EXERCISE AIM | Tally up the lines that include "about" and state that number by itself.
* Begin DATA RECORDS *
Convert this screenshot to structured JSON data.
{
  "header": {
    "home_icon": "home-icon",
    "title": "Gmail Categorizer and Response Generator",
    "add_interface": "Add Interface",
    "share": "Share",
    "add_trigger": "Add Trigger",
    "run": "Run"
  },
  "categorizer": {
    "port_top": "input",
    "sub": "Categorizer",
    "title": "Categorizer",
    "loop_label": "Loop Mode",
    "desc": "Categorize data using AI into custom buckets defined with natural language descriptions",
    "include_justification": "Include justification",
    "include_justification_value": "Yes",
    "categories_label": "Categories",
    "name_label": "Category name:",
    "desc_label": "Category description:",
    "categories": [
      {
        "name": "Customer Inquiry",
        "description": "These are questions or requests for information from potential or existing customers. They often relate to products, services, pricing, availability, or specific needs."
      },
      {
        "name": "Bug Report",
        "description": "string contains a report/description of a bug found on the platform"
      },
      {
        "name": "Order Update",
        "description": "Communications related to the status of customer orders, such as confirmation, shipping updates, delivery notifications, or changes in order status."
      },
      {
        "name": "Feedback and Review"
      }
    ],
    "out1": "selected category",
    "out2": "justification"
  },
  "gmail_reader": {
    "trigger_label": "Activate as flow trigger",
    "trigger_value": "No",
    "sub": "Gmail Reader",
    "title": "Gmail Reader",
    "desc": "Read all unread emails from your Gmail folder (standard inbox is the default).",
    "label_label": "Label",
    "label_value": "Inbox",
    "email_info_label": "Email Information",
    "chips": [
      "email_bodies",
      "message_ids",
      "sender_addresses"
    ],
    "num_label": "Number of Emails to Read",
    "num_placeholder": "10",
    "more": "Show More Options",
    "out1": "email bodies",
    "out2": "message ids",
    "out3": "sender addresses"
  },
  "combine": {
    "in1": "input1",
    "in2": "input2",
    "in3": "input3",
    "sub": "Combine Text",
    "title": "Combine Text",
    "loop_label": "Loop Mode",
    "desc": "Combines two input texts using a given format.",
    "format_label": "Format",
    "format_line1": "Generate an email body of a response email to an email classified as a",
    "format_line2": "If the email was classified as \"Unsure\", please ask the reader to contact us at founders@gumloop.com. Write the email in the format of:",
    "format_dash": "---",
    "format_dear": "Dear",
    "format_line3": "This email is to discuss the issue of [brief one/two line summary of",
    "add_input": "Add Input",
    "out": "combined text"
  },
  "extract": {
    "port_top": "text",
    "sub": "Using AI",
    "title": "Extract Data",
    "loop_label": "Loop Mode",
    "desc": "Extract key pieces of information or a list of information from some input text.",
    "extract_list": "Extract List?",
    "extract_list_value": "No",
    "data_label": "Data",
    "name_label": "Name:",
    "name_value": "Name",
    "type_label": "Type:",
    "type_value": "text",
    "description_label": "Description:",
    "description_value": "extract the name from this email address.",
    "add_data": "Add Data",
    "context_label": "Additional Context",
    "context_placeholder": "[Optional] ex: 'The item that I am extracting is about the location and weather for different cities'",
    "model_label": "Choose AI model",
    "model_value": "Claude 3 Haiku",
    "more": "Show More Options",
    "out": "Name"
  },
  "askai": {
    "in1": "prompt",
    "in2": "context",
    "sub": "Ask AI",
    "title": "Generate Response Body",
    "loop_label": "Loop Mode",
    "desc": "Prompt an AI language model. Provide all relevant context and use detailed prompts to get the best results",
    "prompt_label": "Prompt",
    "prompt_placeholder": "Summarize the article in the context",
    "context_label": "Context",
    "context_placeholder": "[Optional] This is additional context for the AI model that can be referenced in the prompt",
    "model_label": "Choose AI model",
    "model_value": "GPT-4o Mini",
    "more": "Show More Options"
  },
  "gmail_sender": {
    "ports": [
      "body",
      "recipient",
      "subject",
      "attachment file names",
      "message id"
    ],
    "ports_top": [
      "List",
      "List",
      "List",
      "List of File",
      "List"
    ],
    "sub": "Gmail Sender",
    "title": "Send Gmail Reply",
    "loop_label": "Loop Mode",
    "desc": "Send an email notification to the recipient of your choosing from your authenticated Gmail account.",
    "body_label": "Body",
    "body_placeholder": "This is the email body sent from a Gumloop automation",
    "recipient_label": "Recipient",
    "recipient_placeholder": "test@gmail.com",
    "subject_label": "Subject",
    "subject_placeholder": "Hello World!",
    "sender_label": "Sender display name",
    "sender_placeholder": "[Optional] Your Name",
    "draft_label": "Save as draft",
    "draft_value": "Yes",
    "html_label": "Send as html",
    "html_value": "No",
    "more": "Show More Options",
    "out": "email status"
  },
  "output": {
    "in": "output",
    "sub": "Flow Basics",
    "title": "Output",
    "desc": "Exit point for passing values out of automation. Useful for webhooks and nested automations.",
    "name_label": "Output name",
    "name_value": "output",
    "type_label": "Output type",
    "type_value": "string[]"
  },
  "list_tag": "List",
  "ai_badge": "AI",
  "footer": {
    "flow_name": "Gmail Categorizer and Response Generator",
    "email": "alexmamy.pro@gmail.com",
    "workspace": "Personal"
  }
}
* End DATA RECORDS *
* Begin DATA RECORDS *
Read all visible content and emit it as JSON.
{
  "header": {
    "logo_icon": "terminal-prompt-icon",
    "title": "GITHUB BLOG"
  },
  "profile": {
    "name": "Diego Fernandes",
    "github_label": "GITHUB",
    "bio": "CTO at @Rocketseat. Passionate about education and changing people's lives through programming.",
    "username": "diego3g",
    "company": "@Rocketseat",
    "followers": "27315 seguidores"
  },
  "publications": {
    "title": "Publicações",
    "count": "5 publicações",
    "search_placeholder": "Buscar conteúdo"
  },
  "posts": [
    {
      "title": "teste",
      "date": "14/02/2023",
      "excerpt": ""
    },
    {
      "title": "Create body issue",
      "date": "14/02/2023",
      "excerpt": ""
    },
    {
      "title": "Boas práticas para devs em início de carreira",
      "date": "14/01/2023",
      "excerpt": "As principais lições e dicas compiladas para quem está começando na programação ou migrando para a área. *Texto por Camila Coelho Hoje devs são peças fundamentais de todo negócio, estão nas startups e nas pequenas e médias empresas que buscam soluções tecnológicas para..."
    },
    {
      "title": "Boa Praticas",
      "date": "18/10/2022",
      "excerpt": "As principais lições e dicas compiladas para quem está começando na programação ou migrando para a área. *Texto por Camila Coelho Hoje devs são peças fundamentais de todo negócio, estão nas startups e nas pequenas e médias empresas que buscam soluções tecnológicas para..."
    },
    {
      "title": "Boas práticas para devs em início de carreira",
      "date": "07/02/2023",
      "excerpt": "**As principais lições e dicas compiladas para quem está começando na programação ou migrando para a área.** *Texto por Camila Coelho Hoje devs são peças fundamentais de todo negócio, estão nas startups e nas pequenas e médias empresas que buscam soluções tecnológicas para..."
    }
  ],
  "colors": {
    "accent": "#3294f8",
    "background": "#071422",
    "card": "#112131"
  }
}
* End DATA RECORDS *
COMPLETE ANSWER | 2